> _Work required_
Copy out the listing exactly.

....

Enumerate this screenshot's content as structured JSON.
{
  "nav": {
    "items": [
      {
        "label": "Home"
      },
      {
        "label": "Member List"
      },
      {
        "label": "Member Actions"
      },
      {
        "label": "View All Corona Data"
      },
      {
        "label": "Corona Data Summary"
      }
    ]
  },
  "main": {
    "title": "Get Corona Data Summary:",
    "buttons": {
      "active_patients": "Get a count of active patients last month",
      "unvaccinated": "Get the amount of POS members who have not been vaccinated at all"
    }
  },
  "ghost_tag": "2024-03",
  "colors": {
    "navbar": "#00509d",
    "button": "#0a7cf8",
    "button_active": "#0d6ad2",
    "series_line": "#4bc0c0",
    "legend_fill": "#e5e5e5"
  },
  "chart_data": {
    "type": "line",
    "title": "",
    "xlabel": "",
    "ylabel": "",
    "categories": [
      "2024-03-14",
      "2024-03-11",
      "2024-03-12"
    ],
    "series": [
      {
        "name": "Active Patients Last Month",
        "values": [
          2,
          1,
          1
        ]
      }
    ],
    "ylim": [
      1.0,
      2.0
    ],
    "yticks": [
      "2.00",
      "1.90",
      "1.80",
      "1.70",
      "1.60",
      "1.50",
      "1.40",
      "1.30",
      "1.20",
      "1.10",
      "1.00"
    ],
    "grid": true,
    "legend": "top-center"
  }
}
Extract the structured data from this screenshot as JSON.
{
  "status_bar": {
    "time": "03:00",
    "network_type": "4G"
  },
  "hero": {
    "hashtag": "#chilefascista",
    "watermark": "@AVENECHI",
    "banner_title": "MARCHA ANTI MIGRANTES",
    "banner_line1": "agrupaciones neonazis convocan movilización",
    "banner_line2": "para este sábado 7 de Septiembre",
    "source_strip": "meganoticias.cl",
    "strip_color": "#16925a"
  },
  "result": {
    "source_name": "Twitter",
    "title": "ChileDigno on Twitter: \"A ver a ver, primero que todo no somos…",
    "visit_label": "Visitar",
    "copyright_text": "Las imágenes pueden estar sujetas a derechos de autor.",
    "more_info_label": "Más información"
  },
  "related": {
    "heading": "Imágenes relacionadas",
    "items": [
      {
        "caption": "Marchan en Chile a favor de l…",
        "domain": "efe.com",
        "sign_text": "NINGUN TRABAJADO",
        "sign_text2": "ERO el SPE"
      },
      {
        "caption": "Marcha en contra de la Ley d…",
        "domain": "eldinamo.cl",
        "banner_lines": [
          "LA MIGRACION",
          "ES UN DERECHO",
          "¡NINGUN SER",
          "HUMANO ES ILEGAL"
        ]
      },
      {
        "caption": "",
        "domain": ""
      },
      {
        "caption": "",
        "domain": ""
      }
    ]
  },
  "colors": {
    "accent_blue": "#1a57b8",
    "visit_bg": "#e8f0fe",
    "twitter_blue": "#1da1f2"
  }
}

....

> _Solved problem_
Enumerate this screenshot's content as structured JSON.
{
  "nav": {
    "items": [
      {
        "label": "Home"
      },
      {
        "label": "Member List"
      },
      {
        "label": "Member Actions"
      },
      {
        "label": "View All Corona Data"
      },
      {
        "label": "Corona Data Summary"
      }
    ]
  },
  "main": {
    "title": "Get Corona Data Summary:",
    "buttons": {
      "active_patients": "Get a count of active patients last month",
      "unvaccinated": "Get the amount of POS members who have not been vaccinated at all"
    }
  },
  "ghost_tag": "2024-03",
  "colors": {
    "navbar": "#00509d",
    "button": "#0a7cf8",
    "button_active": "#0d6ad2",
    "series_line": "#4bc0c0",
    "legend_fill": "#e5e5e5"
  },
  "chart_data": {
    "type": "line",
    "title": "",
    "xlabel": "",
    "ylabel": "",
    "categories": [
      "2024-03-14",
      "2024-03-11",
      "2024-03-12"
    ],
    "series": [
      {
        "name": "Active Patients Last Month",
        "values": [
          2,
          1,
          1
        ]
      }
    ],
    "ylim": [
      1.0,
      2.0
    ],
    "yticks": [
      "2.00",
      "1.90",
      "1.80",
      "1.70",
      "1.60",
      "1.50",
      "1.40",
      "1.30",
      "1.20",
      "1.10",
      "1.00"
    ],
    "grid": true,
    "legend": "top-center"
  }
}
Extract the structured data from this screenshot as JSON.
{
  "status_bar": {
    "time": "03:00",
    "network_type": "4G"
  },
  "hero": {
    "hashtag": "#chilefascista",
    "watermark": "@AVENECHI",
    "banner_title": "MARCHA ANTI MIGRANTES",
    "banner_line1": "agrupaciones neonazis convocan movilización",
    "banner_line2": "para este sábado 7 de Septiembre",
    "source_strip": "meganoticias.cl",
    "strip_color": "#16925a"
  },
  "result": {
    "source_name": "Twitter",
    "title": "ChileDigno on Twitter: \"A ver a ver, primero que todo no somos…",
    "visit_label": "Visitar",
    "copyright_text": "Las imágenes pueden estar sujetas a derechos de autor.",
    "more_info_label": "Más información"
  },
  "related": {
    "heading": "Imágenes relacionadas",
    "items": [
      {
        "caption": "Marchan en Chile a favor de l…",
        "domain": "efe.com",
        "sign_text": "NINGUN TRABAJADO",
        "sign_text2": "ERO el SPE"
      },
      {
        "caption": "Marcha en contra de la Ley d…",
        "domain": "eldinamo.cl",
        "banner_lines": [
          "LA MIGRACION",
          "ES UN DERECHO",
          "¡NINGUN SER",
          "HUMANO ES ILEGAL"
        ]
      },
      {
        "caption": "",
        "domain": ""
      },
      {
        "caption": "",
        "domain": ""
      }
    ]
  },
  "colors": {
    "accent_blue": "#1a57b8",
    "visit_bg": "#e8f0fe",
    "twitter_blue": "#1da1f2"
  }
}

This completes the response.